(Data entries)
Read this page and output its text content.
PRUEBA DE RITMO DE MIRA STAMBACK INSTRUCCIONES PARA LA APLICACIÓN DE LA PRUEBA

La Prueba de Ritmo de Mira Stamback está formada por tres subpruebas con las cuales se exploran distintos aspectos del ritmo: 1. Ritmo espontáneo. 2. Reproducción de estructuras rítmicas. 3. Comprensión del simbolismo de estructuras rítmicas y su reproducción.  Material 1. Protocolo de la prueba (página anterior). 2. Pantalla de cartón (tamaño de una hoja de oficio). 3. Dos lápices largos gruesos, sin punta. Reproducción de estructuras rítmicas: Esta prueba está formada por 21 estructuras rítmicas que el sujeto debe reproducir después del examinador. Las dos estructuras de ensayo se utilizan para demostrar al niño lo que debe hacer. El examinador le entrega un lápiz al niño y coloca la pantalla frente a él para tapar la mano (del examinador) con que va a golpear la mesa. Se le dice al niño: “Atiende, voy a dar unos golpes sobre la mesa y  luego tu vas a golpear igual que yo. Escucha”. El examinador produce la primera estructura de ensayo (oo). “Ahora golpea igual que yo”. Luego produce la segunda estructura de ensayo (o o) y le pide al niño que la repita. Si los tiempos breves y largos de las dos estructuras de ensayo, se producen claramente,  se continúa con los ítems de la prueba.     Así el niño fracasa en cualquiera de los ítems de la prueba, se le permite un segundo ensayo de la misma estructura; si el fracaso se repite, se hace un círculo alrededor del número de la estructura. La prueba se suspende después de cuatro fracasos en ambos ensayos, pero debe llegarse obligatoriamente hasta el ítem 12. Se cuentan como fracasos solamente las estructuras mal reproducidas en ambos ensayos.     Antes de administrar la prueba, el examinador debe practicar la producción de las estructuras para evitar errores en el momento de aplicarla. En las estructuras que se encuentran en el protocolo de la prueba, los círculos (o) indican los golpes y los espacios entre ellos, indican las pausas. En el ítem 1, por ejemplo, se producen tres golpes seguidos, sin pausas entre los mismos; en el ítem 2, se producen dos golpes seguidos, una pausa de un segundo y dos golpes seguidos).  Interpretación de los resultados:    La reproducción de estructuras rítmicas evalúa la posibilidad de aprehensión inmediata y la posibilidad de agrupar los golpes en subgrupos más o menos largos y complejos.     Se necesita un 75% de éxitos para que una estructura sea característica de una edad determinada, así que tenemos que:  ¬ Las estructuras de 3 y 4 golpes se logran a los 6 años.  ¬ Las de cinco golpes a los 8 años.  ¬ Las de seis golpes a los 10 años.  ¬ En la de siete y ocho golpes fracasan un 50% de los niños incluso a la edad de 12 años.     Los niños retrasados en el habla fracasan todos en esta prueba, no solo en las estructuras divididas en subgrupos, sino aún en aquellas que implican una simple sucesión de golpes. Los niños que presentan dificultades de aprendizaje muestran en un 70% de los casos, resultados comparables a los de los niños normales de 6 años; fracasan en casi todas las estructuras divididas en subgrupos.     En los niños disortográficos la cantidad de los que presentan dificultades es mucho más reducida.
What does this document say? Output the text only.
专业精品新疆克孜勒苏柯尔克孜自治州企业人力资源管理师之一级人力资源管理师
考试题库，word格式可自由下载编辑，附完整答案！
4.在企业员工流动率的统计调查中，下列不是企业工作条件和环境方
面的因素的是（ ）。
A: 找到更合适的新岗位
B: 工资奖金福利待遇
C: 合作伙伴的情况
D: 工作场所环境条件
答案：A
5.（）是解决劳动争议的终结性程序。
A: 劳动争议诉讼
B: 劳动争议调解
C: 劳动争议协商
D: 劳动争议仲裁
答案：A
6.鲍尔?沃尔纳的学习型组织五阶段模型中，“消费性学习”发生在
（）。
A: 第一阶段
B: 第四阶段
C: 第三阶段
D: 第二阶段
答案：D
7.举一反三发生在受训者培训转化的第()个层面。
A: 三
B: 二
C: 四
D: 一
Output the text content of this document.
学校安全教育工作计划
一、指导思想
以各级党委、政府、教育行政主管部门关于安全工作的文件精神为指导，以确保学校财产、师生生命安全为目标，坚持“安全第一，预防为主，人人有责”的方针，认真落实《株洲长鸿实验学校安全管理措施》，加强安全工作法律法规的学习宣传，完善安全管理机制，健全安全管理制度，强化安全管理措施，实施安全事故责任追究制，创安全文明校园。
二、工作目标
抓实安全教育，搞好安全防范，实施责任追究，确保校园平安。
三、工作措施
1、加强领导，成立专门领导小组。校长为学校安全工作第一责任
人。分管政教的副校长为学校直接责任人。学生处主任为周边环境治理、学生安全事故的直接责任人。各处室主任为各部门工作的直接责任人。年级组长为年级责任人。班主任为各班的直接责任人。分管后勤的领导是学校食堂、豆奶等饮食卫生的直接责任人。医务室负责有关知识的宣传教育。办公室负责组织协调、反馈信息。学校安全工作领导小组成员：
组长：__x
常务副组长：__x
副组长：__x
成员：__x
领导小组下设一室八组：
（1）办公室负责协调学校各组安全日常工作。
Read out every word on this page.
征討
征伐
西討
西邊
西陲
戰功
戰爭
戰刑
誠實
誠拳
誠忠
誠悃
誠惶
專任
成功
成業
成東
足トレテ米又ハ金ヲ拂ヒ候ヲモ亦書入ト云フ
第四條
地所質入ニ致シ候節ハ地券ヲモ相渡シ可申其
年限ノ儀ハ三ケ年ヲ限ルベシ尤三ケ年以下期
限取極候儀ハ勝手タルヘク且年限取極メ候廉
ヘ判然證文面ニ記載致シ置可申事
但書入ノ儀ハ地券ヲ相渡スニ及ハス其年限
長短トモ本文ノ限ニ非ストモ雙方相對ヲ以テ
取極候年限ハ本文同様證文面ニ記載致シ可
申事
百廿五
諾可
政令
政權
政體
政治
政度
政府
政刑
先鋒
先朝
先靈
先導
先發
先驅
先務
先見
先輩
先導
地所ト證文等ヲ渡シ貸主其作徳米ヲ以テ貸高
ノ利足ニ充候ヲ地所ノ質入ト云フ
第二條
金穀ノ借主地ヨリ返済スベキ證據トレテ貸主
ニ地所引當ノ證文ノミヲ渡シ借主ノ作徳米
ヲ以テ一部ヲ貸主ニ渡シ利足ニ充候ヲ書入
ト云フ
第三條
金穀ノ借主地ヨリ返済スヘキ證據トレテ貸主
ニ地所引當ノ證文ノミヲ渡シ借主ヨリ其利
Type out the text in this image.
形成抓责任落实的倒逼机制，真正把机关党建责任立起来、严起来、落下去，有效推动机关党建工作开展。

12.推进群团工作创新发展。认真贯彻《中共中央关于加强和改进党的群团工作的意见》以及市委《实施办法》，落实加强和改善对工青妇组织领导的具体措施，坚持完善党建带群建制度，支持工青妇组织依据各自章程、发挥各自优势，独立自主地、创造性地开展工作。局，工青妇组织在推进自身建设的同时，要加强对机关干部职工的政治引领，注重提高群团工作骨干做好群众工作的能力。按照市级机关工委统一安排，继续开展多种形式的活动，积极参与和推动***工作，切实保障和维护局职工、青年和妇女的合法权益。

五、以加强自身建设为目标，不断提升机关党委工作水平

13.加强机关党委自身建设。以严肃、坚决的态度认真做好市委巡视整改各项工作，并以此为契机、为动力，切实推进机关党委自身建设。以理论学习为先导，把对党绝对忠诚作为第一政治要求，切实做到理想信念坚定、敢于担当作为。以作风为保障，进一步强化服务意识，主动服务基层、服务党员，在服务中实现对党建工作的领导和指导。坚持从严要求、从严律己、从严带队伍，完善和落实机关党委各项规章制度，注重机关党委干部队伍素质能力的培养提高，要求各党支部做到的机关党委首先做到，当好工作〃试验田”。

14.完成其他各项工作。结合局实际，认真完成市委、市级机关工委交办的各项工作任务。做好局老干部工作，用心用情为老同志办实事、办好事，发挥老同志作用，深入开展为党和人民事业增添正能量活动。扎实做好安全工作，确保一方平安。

__Instructions to follow__:
From the entries above, copy every line containing the word "Read".

__Task solution__:
Read this page and output its text content.
Read out every word on this page.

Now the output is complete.